Leaving out every picture, quote the data below exactly as it appears.

Dataset content >>
--- start ---
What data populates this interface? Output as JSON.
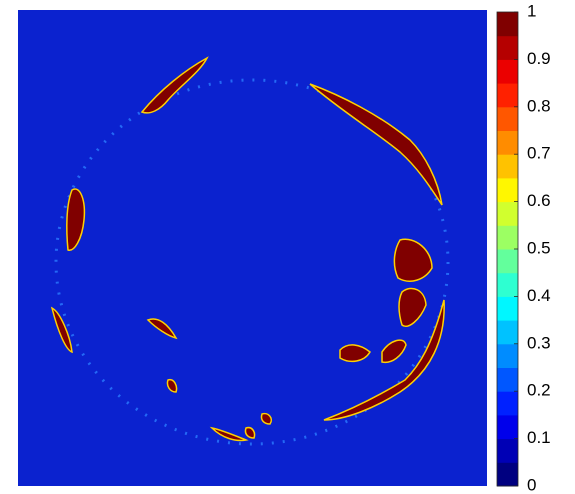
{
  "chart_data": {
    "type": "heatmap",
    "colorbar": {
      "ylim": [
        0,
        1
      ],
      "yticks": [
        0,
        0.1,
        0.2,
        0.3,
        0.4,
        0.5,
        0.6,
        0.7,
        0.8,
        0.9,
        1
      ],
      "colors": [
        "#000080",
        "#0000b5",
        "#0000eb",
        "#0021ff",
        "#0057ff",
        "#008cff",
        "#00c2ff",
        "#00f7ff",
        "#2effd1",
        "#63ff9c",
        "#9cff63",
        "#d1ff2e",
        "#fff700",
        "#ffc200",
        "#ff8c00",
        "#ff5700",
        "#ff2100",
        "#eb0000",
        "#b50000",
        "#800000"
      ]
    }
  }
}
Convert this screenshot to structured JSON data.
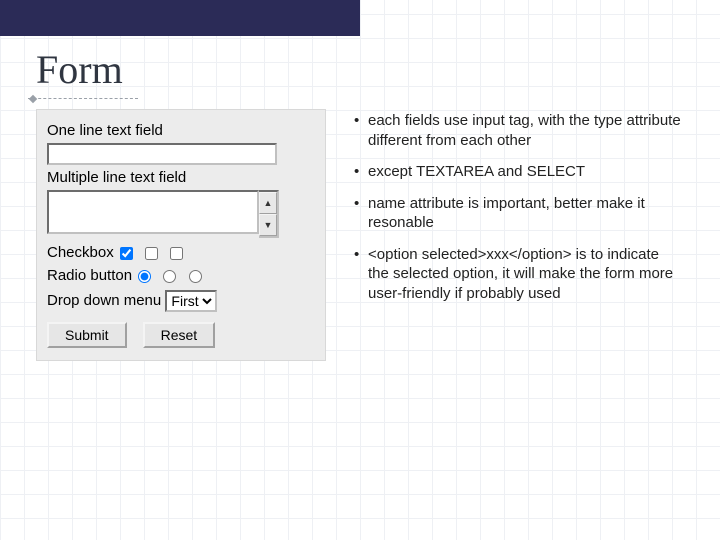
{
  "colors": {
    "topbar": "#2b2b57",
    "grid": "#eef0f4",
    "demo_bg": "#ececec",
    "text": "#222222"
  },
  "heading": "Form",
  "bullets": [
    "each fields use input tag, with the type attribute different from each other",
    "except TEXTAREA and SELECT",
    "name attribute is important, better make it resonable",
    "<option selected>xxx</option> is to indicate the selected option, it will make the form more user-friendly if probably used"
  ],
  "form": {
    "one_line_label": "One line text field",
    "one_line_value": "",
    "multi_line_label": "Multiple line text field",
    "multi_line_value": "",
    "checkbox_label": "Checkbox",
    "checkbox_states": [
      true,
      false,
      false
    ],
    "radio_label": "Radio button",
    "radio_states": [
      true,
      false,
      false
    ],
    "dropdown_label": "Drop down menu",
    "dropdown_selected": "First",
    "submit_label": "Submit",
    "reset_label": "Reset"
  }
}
--- end ---
Written reply >>
What data populates this interface? Output as JSON.
{
  "chart_data": {
    "type": "heatmap",
    "colorbar": {
      "ylim": [
        0,
        1
      ],
      "yticks": [
        0,
        0.1,
        0.2,
        0.3,
        0.4,
        0.5,
        0.6,
        0.7,
        0.8,
        0.9,
        1
      ],
      "colors": [
        "#000080",
        "#0000b5",
        "#0000eb",
        "#0021ff",
        "#0057ff",
        "#008cff",
        "#00c2ff",
        "#00f7ff",
        "#2effd1",
        "#63ff9c",
        "#9cff63",
        "#d1ff2e",
        "#fff700",
        "#ffc200",
        "#ff8c00",
        "#ff5700",
        "#ff2100",
        "#eb0000",
        "#b50000",
        "#800000"
      ]
    }
  }
}
Convert this screenshot to structured JSON data.
{
  "colors": {
    "topbar": "#2b2b57",
    "grid": "#eef0f4",
    "demo_bg": "#ececec",
    "text": "#222222"
  },
  "heading": "Form",
  "bullets": [
    "each fields use input tag, with the type attribute different from each other",
    "except TEXTAREA and SELECT",
    "name attribute is important, better make it resonable",
    "<option selected>xxx</option> is to indicate the selected option, it will make the form more user-friendly if probably used"
  ],
  "form": {
    "one_line_label": "One line text field",
    "one_line_value": "",
    "multi_line_label": "Multiple line text field",
    "multi_line_value": "",
    "checkbox_label": "Checkbox",
    "checkbox_states": [
      true,
      false,
      false
    ],
    "radio_label": "Radio button",
    "radio_states": [
      true,
      false,
      false
    ],
    "dropdown_label": "Drop down menu",
    "dropdown_selected": "First",
    "submit_label": "Submit",
    "reset_label": "Reset"
  }
}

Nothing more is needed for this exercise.